(TASK BRIEF): Take every line that has the string "JSON" and copy it out.

[start]

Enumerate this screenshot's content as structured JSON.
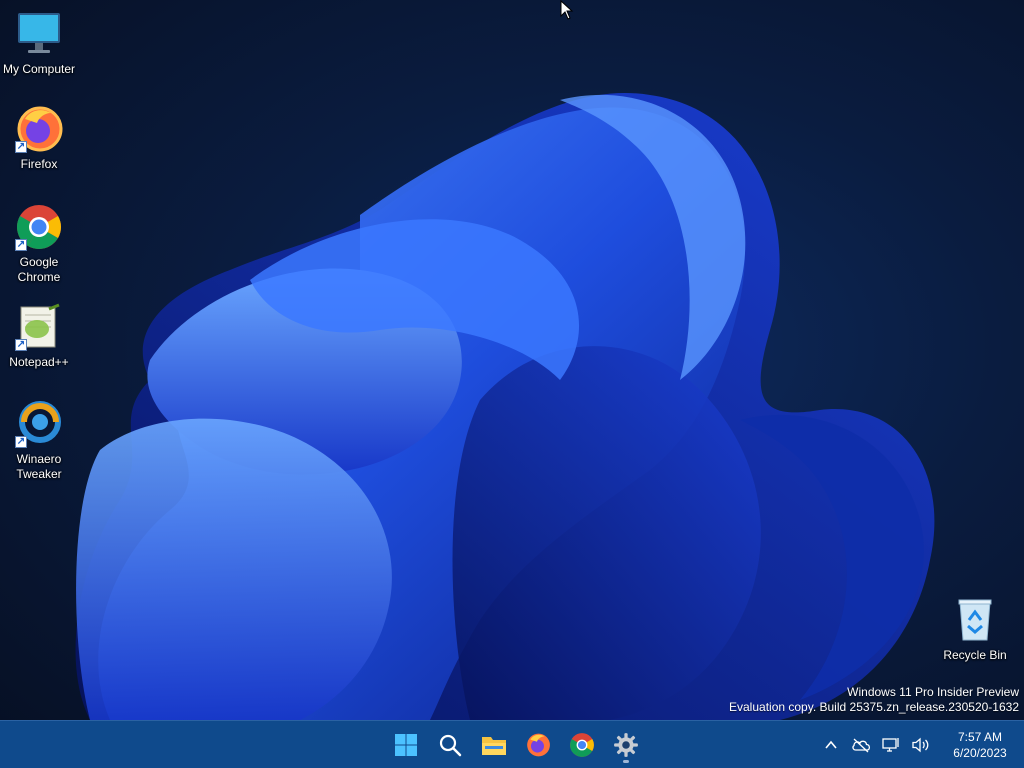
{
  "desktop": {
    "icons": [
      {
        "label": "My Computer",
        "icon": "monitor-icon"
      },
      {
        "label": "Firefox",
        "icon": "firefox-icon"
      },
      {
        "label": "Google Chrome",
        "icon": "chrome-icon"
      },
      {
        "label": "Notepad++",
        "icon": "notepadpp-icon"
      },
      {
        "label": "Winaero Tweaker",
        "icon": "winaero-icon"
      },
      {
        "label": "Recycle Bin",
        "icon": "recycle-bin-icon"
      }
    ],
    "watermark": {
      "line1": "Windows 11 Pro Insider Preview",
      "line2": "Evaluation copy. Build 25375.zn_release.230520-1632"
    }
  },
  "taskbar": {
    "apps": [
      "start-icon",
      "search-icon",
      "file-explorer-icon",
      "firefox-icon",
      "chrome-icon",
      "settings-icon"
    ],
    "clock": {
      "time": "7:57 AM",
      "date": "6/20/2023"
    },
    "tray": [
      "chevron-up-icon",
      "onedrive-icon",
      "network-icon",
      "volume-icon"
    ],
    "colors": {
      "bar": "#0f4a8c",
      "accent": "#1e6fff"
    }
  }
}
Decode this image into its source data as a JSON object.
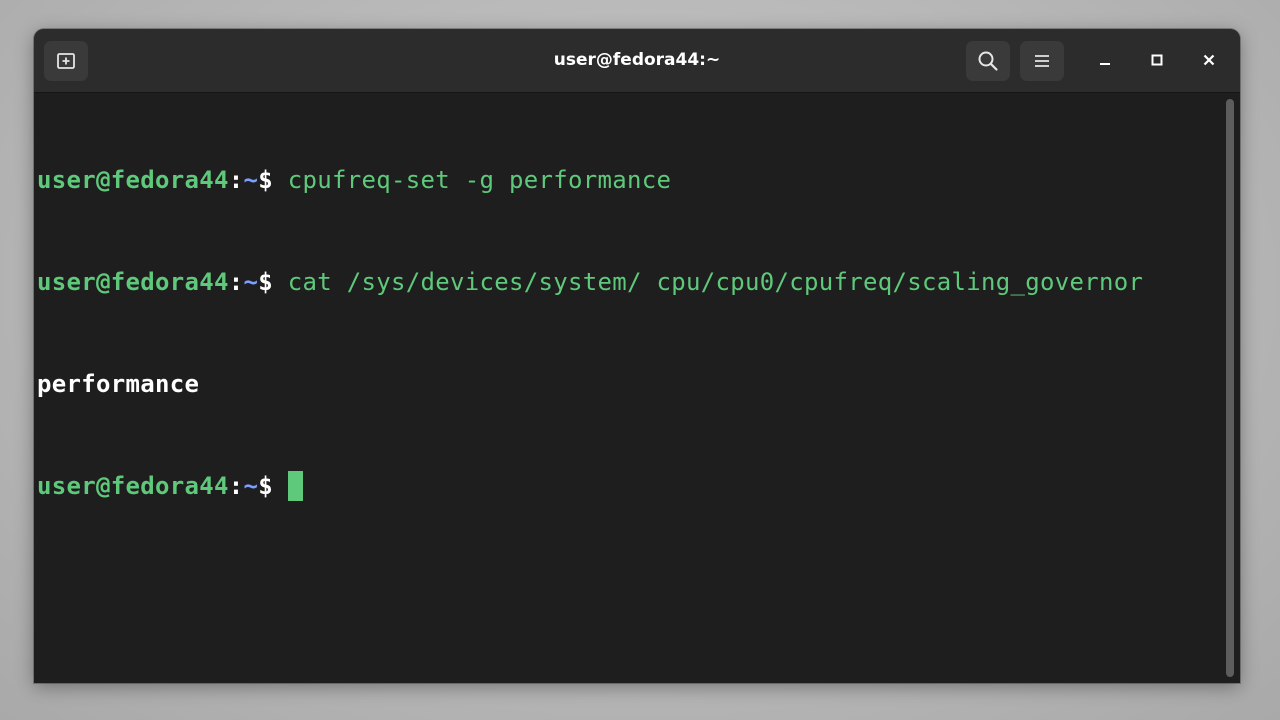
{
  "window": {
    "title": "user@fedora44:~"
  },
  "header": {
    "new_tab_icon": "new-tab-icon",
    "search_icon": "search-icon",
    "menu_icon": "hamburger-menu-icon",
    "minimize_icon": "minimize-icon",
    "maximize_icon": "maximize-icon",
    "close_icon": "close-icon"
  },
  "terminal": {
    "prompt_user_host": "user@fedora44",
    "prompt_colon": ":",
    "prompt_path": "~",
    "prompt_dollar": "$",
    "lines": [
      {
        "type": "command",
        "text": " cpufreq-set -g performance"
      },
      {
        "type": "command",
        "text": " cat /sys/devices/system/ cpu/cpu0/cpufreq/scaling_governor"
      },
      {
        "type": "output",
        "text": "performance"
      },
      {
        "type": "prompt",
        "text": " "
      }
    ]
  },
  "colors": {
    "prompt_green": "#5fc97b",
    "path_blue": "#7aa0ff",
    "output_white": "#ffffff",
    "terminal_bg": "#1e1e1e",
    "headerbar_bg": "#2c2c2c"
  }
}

[end]

(ANSWER):
Enumerate this screenshot's content as structured JSON.
Decode this image into its source data as a JSON object.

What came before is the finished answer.